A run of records
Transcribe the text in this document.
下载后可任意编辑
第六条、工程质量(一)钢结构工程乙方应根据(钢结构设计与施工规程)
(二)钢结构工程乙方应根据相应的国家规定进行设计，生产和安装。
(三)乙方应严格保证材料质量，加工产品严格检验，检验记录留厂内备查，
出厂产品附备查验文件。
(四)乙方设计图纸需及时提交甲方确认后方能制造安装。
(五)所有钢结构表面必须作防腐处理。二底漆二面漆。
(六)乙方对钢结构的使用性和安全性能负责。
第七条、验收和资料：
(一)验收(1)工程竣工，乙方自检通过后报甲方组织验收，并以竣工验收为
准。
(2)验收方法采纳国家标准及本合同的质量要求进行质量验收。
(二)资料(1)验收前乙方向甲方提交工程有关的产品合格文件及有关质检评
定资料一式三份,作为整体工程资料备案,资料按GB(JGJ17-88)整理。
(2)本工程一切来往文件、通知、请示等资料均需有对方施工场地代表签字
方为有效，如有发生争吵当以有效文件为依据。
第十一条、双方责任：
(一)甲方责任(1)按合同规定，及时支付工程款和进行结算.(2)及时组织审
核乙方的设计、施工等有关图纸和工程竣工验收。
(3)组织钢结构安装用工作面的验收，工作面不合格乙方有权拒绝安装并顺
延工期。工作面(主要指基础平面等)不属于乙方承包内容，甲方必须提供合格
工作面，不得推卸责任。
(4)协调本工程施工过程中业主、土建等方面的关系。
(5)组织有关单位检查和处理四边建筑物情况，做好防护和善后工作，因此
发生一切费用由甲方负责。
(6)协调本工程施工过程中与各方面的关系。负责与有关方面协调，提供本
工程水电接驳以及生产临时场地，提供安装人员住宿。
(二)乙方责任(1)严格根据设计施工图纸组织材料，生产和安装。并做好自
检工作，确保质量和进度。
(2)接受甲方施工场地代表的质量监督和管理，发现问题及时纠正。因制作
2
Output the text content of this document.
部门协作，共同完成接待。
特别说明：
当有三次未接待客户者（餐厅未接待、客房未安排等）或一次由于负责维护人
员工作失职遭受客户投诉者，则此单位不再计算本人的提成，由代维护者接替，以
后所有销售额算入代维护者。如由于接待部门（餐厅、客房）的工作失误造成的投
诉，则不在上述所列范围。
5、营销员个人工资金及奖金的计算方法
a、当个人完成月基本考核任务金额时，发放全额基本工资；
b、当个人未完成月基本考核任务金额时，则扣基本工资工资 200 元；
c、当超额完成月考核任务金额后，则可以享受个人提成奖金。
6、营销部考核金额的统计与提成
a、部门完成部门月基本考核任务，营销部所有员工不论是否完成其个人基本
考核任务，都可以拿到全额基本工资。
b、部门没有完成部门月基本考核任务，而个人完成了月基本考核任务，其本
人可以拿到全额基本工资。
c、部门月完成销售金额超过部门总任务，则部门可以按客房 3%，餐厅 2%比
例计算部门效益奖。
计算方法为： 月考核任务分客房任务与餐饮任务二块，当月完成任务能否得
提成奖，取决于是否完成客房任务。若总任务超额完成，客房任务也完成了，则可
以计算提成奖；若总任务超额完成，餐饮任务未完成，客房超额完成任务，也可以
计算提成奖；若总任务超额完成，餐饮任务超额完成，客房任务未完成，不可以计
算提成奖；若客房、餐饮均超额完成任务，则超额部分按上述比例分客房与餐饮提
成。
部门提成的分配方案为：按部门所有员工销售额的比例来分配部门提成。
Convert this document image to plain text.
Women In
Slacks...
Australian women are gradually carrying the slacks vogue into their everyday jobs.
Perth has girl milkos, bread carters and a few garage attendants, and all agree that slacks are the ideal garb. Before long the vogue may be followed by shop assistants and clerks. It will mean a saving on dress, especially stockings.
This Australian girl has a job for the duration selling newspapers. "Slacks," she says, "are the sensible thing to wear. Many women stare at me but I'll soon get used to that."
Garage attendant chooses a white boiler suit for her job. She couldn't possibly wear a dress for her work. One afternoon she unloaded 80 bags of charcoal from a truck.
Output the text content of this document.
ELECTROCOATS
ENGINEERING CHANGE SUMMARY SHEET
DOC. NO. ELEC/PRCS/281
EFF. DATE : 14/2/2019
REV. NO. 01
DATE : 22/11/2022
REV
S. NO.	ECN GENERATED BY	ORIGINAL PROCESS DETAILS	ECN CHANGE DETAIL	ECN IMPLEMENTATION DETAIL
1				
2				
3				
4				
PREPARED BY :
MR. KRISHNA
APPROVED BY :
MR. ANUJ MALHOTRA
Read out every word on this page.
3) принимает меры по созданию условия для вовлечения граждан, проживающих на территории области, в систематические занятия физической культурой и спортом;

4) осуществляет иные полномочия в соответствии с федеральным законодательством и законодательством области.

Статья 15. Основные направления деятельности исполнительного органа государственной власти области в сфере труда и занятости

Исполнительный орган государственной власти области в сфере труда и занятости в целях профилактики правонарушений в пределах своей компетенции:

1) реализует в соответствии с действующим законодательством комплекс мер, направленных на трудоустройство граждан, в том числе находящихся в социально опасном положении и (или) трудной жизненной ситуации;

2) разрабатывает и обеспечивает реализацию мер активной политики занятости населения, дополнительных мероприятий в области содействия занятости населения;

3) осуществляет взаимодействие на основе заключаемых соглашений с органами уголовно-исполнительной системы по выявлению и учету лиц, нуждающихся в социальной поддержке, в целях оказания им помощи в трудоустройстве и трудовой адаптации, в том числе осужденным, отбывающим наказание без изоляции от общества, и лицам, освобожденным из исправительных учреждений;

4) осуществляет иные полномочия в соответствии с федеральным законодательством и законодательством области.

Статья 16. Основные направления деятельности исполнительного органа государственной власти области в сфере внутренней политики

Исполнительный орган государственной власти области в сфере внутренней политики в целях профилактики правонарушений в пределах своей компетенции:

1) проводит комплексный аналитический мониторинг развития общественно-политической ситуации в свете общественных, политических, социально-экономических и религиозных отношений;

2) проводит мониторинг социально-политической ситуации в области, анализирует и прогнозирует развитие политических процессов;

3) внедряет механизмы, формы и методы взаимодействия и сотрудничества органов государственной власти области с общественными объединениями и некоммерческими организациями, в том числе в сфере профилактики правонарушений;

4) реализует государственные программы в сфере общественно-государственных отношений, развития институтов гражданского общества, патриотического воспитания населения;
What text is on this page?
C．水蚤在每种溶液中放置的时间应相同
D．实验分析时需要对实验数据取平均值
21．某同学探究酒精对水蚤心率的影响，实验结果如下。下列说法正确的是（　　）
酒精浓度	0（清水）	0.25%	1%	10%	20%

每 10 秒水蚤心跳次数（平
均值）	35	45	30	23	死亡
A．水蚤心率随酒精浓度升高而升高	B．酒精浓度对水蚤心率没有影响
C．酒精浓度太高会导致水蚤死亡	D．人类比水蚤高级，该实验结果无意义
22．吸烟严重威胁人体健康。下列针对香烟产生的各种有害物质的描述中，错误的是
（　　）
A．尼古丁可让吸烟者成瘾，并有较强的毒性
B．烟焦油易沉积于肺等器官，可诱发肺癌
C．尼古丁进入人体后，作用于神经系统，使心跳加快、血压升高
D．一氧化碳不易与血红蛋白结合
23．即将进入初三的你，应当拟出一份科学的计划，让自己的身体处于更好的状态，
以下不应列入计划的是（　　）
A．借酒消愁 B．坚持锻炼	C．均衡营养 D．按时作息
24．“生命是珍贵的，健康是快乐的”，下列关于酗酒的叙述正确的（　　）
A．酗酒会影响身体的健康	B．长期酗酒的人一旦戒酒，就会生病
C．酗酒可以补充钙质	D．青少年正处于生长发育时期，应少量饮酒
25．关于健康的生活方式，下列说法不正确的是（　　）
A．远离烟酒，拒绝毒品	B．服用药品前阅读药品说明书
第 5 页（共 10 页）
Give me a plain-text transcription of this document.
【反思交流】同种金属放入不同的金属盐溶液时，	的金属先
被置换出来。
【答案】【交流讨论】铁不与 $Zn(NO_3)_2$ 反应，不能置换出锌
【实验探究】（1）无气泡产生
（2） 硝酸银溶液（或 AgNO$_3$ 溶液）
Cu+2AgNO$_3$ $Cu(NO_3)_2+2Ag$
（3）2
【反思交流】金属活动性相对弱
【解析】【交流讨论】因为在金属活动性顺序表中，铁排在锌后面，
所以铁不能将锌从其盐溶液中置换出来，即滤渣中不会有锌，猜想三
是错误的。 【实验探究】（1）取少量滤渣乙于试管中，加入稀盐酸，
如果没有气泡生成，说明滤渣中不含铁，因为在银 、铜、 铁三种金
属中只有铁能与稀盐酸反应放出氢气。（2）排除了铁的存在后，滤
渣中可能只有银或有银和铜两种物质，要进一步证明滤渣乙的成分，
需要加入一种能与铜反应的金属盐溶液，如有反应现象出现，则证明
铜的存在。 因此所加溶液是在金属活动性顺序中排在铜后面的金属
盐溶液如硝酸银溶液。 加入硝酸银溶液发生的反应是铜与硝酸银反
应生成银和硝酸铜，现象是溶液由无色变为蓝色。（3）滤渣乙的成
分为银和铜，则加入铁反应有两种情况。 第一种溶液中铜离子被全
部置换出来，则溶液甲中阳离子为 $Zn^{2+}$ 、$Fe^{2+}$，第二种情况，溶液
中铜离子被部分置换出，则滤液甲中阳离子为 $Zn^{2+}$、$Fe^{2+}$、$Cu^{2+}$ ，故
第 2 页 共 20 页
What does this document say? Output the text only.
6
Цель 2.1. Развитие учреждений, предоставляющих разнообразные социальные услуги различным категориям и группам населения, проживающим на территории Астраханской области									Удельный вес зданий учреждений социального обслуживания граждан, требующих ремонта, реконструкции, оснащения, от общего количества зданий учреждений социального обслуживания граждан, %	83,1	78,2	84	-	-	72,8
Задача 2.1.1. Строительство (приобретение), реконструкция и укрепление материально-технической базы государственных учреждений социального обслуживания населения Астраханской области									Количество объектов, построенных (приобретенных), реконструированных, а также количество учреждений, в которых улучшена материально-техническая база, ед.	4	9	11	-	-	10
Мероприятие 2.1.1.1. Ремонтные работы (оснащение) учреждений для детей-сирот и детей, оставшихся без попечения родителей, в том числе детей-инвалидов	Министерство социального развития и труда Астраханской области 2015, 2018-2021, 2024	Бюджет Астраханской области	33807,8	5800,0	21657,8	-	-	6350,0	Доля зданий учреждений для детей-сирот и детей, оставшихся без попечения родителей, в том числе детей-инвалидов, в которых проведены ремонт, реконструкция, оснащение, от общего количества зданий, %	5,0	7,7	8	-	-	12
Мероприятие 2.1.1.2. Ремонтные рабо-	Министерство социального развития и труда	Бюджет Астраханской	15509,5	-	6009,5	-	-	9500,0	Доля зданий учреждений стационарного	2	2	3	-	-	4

WHAT YOU ARE ASKED TO DO: Where a line in the material above holds "учреждений", copy that line.

COMPLETE ANSWER:
3) осуществляет взаимодействие на основе заключаемых соглашений с органами уголовно-исполнительной системы по выявлению и учету лиц, нуждающихся в социальной поддержке, в целях оказания им помощи в трудоустройстве и трудовой адаптации, в том числе осужденным, отбывающим наказание без изоляции от общества, и лицам, освобожденным из исправительных учреждений;
Цель 2.1. Развитие учреждений, предоставляющих разнообразные социальные услуги различным категориям и группам населения, проживающим на территории Астраханской области									Удельный вес зданий учреждений социального обслуживания граждан, требующих ремонта, реконструкции, оснащения, от общего количества зданий учреждений социального обслуживания граждан, %	83,1	78,2	84	-	-	72,8
Задача 2.1.1. Строительство (приобретение), реконструкция и укрепление материально-технической базы государственных учреждений социального обслуживания населения Астраханской области									Количество объектов, построенных (приобретенных), реконструированных, а также количество учреждений, в которых улучшена материально-техническая база, ед.	4	9	11	-	-	10
Мероприятие 2.1.1.1. Ремонтные работы (оснащение) учреждений для детей-сирот и детей, оставшихся без попечения родителей, в том числе детей-инвалидов	Министерство социального развития и труда Астраханской области 2015, 2018-2021, 2024	Бюджет Астраханской области	33807,8	5800,0	21657,8	-	-	6350,0	Доля зданий учреждений для детей-сирот и детей, оставшихся без попечения родителей, в том числе детей-инвалидов, в которых проведены ремонт, реконструкция, оснащение, от общего количества зданий, %	5,0	7,7	8	-	-	12
Мероприятие 2.1.1.2. Ремонтные рабо-	Министерство социального развития и труда	Бюджет Астраханской	15509,5	-	6009,5	-	-	9500,0	Доля зданий учреждений стационарного	2	2	3	-	-	4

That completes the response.